**LISTED ENTRIES**
- - -

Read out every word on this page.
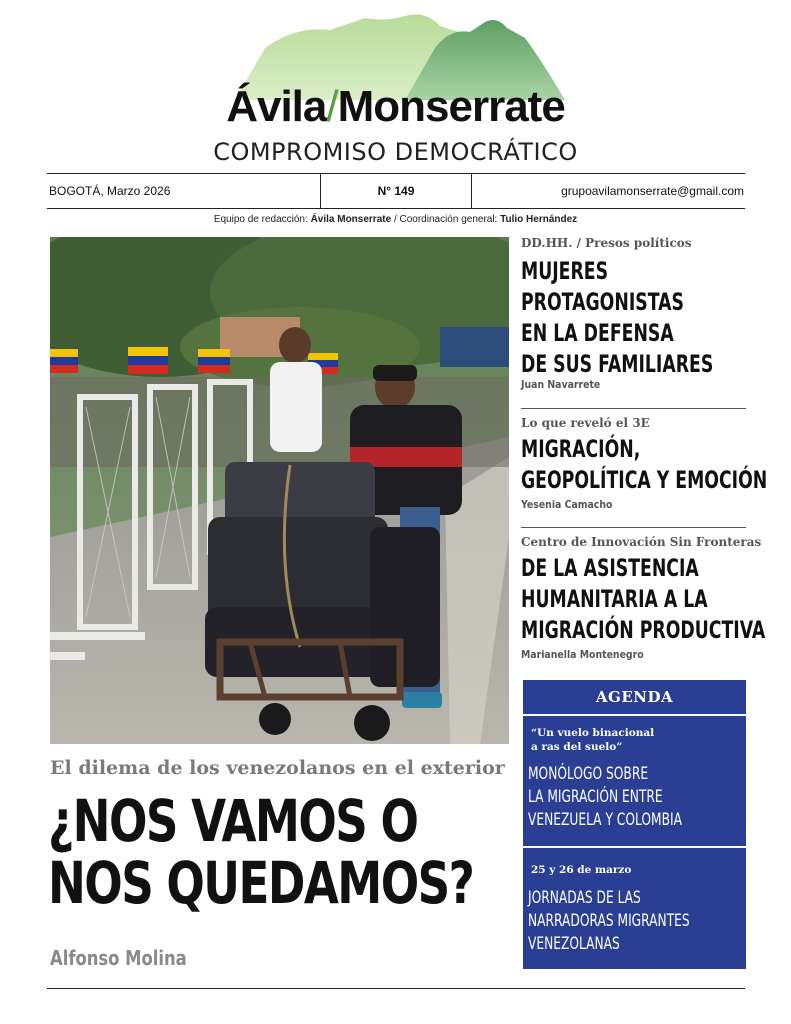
Ávila/Monserrate
COMPROMISO DEMOCRÁTICO
BOGOTÁ, Marzo 2026	N° 149	grupoavilamonserrate@gmail.com
Equipo de redacción: Ávila Monserrate / Coordinación general: Tulio Hernández
El dilema de los venezolanos en el exterior
¿NOS VAMOS O
NOS QUEDAMOS?
Alfonso Molina
DD.HH. / Presos políticos
MUJERES
PROTAGONISTAS
EN LA DEFENSA
DE SUS FAMILIARES
Juan Navarrete
Lo que reveló el 3E
MIGRACIÓN,
GEOPOLÍTICA Y EMOCIÓN
Yesenia Camacho
Centro de Innovación Sin Fronteras
DE LA ASISTENCIA
HUMANITARIA A LA
MIGRACIÓN PRODUCTIVA
Marianella Montenegro
AGENDA
“Un vuelo binacional
a ras del suelo”
MONÓLOGO SOBRE
LA MIGRACIÓN ENTRE
VENEZUELA Y COLOMBIA
25 y 26 de marzo
JORNADAS DE LAS
NARRADORAS MIGRANTES
VENEZOLANAS
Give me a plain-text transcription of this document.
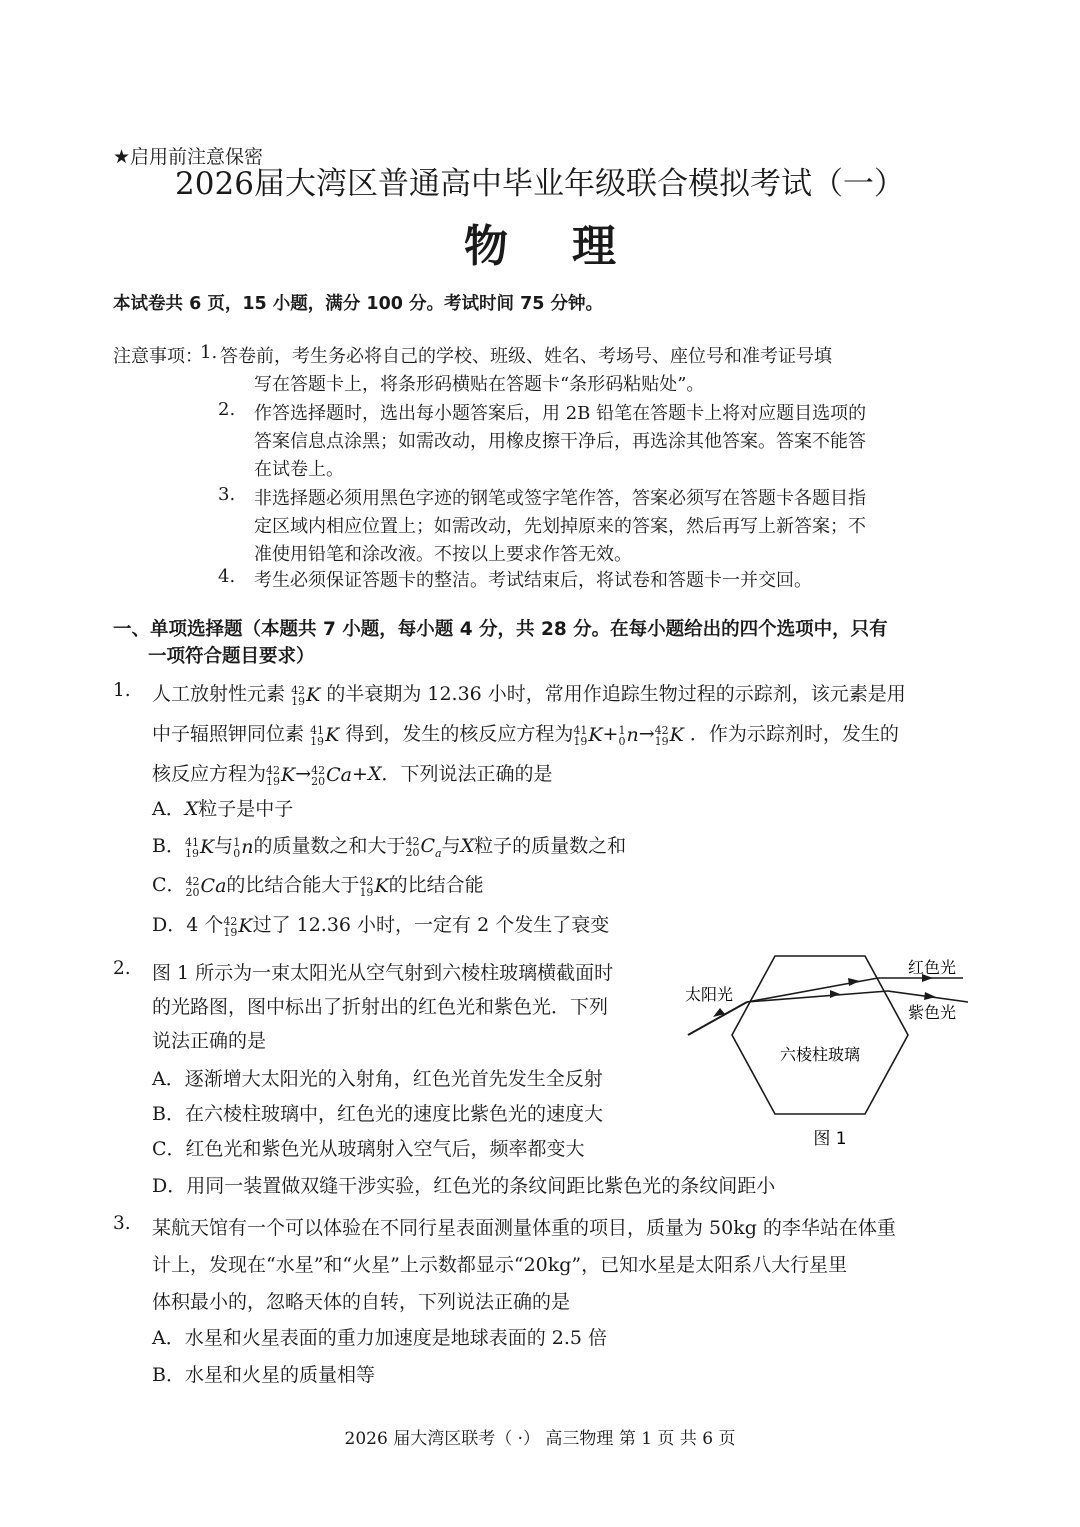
★启用前注意保密
2026届大湾区普通高中毕业年级联合模拟考试（一）
物 理
本试卷共 6 页，15 小题，满分 100 分。考试时间 75 分钟。
注意事项：
1. 答卷前，考生务必将自己的学校、班级、姓名、考场号、座位号和准考证号填
写在答题卡上，将条形码横贴在答题卡“条形码粘贴处”。
2. 作答选择题时，选出每小题答案后，用 2B 铅笔在答题卡上将对应题目选项的
答案信息点涂黑；如需改动，用橡皮擦干净后，再选涂其他答案。答案不能答
在试卷上。
3. 非选择题必须用黑色字迹的钢笔或签字笔作答，答案必须写在答题卡各题目指
定区域内相应位置上；如需改动，先划掉原来的答案，然后再写上新答案；不
准使用铅笔和涂改液。不按以上要求作答无效。
4. 考生必须保证答题卡的整洁。考试结束后，将试卷和答题卡一并交回。
一、单项选择题（本题共 7 小题，每小题 4 分，共 28 分。在每小题给出的四个选项中，只有
一项符合题目要求）
1. 人工放射性元素 42
19 K 的半衰期为 12.36 小时，常用作追踪生物过程的示踪剂，该元素是用
中子辐照钾同位素 41
19 K 得到，发生的核反应方程为 41
19 K+ 1
0 n→ 42
19 K ．作为示踪剂时，发生的
核反应方程为 42
19 K→ 42
20 Ca+X．下列说法正确的是
A．X粒子是中子
B． 41
19 K与 1
0 n的质量数之和大于 42
20 $C_a$与X粒子的质量数之和
C． 42
20 Ca的比结合能大于 42
19 K的比结合能
D．4 个 42
19 K过了 12.36 小时，一定有 2 个发生了衰变
2. 图 1 所示为一束太阳光从空气射到六棱柱玻璃横截面时
的光路图，图中标出了折射出的红色光和紫色光．下列
说法正确的是
A．逐渐增大太阳光的入射角，红色光首先发生全反射
B．在六棱柱玻璃中，红色光的速度比紫色光的速度大
C．红色光和紫色光从玻璃射入空气后，频率都变大
D．用同一装置做双缝干涉实验，红色光的条纹间距比紫色光的条纹间距小
太阳光
红色光
紫色光
六棱柱玻璃
图 1
3. 某航天馆有一个可以体验在不同行星表面测量体重的项目，质量为 50kg 的李华站在体重
计上，发现在“水星”和“火星”上示数都显示“20kg”，已知水星是太阳系八大行星里
体积最小的，忽略天体的自转，下列说法正确的是
A．水星和火星表面的重力加速度是地球表面的 2.5 倍
B．水星和火星的质量相等
2026 届大湾区联考（ ·） 高三物理 第 1 页 共 6 页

- - -

**GOAL**
Make an exact copy of every entry above, minus the images.

**OUTPUT OF THE EXERCISE**
Read out every word on this page.
Ávila/Monserrate
COMPROMISO DEMOCRÁTICO
BOGOTÁ, Marzo 2026	N° 149	grupoavilamonserrate@gmail.com
Equipo de redacción: Ávila Monserrate / Coordinación general: Tulio Hernández
El dilema de los venezolanos en el exterior
¿NOS VAMOS O
NOS QUEDAMOS?
Alfonso Molina
DD.HH. / Presos políticos
MUJERES
PROTAGONISTAS
EN LA DEFENSA
DE SUS FAMILIARES
Juan Navarrete
Lo que reveló el 3E
MIGRACIÓN,
GEOPOLÍTICA Y EMOCIÓN
Yesenia Camacho
Centro de Innovación Sin Fronteras
DE LA ASISTENCIA
HUMANITARIA A LA
MIGRACIÓN PRODUCTIVA
Marianella Montenegro
AGENDA
“Un vuelo binacional
a ras del suelo”
MONÓLOGO SOBRE
LA MIGRACIÓN ENTRE
VENEZUELA Y COLOMBIA
25 y 26 de marzo
JORNADAS DE LAS
NARRADORAS MIGRANTES
VENEZOLANAS
Give me a plain-text transcription of this document.
★启用前注意保密
2026届大湾区普通高中毕业年级联合模拟考试（一）
物 理
本试卷共 6 页，15 小题，满分 100 分。考试时间 75 分钟。
注意事项：
1. 答卷前，考生务必将自己的学校、班级、姓名、考场号、座位号和准考证号填
写在答题卡上，将条形码横贴在答题卡“条形码粘贴处”。
2. 作答选择题时，选出每小题答案后，用 2B 铅笔在答题卡上将对应题目选项的
答案信息点涂黑；如需改动，用橡皮擦干净后，再选涂其他答案。答案不能答
在试卷上。
3. 非选择题必须用黑色字迹的钢笔或签字笔作答，答案必须写在答题卡各题目指
定区域内相应位置上；如需改动，先划掉原来的答案，然后再写上新答案；不
准使用铅笔和涂改液。不按以上要求作答无效。
4. 考生必须保证答题卡的整洁。考试结束后，将试卷和答题卡一并交回。
一、单项选择题（本题共 7 小题，每小题 4 分，共 28 分。在每小题给出的四个选项中，只有
一项符合题目要求）
1. 人工放射性元素 42
19 K 的半衰期为 12.36 小时，常用作追踪生物过程的示踪剂，该元素是用
中子辐照钾同位素 41
19 K 得到，发生的核反应方程为 41
19 K+ 1
0 n→ 42
19 K ．作为示踪剂时，发生的
核反应方程为 42
19 K→ 42
20 Ca+X．下列说法正确的是
A．X粒子是中子
B． 41
19 K与 1
0 n的质量数之和大于 42
20 $C_a$与X粒子的质量数之和
C． 42
20 Ca的比结合能大于 42
19 K的比结合能
D．4 个 42
19 K过了 12.36 小时，一定有 2 个发生了衰变
2. 图 1 所示为一束太阳光从空气射到六棱柱玻璃横截面时
的光路图，图中标出了折射出的红色光和紫色光．下列
说法正确的是
A．逐渐增大太阳光的入射角，红色光首先发生全反射
B．在六棱柱玻璃中，红色光的速度比紫色光的速度大
C．红色光和紫色光从玻璃射入空气后，频率都变大
D．用同一装置做双缝干涉实验，红色光的条纹间距比紫色光的条纹间距小
太阳光
红色光
紫色光
六棱柱玻璃
图 1
3. 某航天馆有一个可以体验在不同行星表面测量体重的项目，质量为 50kg 的李华站在体重
计上，发现在“水星”和“火星”上示数都显示“20kg”，已知水星是太阳系八大行星里
体积最小的，忽略天体的自转，下列说法正确的是
A．水星和火星表面的重力加速度是地球表面的 2.5 倍
B．水星和火星的质量相等
2026 届大湾区联考（ ·） 高三物理 第 1 页 共 6 页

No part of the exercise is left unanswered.